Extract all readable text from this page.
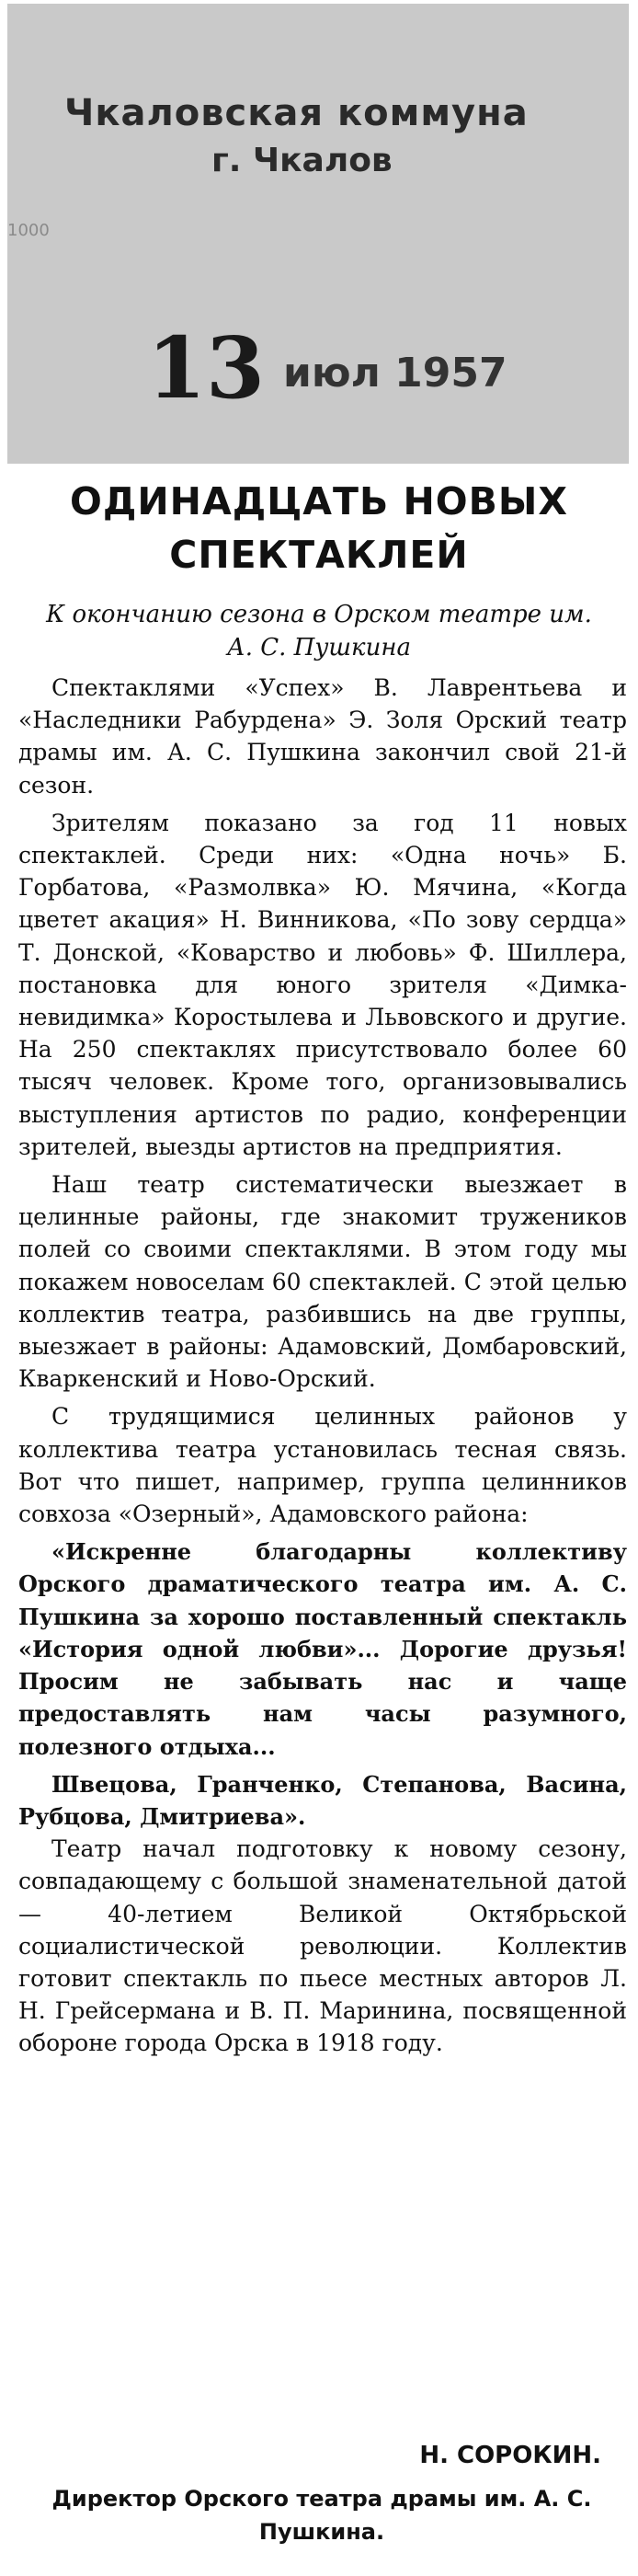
Чкаловская коммуна
г. Чкалов
1000
13 июл 1957
ОДИНАДЦАТЬ НОВЫХ СПЕКТАКЛЕЙ
К окончанию сезона в Орском театре им. А. С. Пушкина

Спектаклями «Успех» В. Лаврентьева и «Наследники Рабурдена» Э. Золя Орский театр драмы им. А. С. Пушкина закончил свой 21-й сезон.

Зрителям показано за год 11 новых спектаклей. Среди них: «Одна ночь» Б. Горбатова, «Размолвка» Ю. Мячина, «Когда цветет акация» Н. Винникова, «По зову сердца» Т. Донской, «Коварство и любовь» Ф. Шиллера, постановка для юного зрителя «Димка-невидимка» Коростылева и Львовского и другие. На 250 спектаклях присутствовало более 60 тысяч человек. Кроме того, организовывались выступления артистов по радио, конференции зрителей, выезды артистов на предприятия.

Наш театр систематически выезжает в целинные районы, где знакомит тружеников полей со своими спектаклями. В этом году мы покажем новоселам 60 спектаклей. С этой целью коллектив театра, разбившись на две группы, выезжает в районы: Адамовский, Домбаровский, Кваркенский и Ново-Орский.

С трудящимися целинных районов у коллектива театра установилась тесная связь. Вот что пишет, например, группа целинников совхоза «Озерный», Адамовского района:

«Искренне благодарны коллективу Орского драматического театра им. А. С. Пушкина за хорошо поставленный спектакль «История одной любви»... Дорогие друзья! Просим не забывать нас и чаще предоставлять нам часы разумного, полезного отдыха...

Швецова, Гранченко, Степанова, Васина, Рубцова, Дмитриева».

Театр начал подготовку к новому сезону, совпадающему с большой знаменательной датой — 40-летием Великой Октябрьской социалистической революции. Коллектив готовит спектакль по пьесе местных авторов Л. Н. Грейсермана и В. П. Маринина, посвященной обороне города Орска в 1918 году.

Н. СОРОКИН.
Директор Орского театра драмы им. А. С. Пушкина.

EXERCISE OBJECTIVE: Pull out every line of the records above that contains the word "Орского".

TASK ANSWER:
«Искренне благодарны коллективу Орского драматического театра им. А. С. Пушкина за хорошо поставленный спектакль «История одной любви»... Дорогие друзья! Просим не забывать нас и чаще предоставлять нам часы разумного, полезного отдыха...
Директор Орского театра драмы им. А. С. Пушкина.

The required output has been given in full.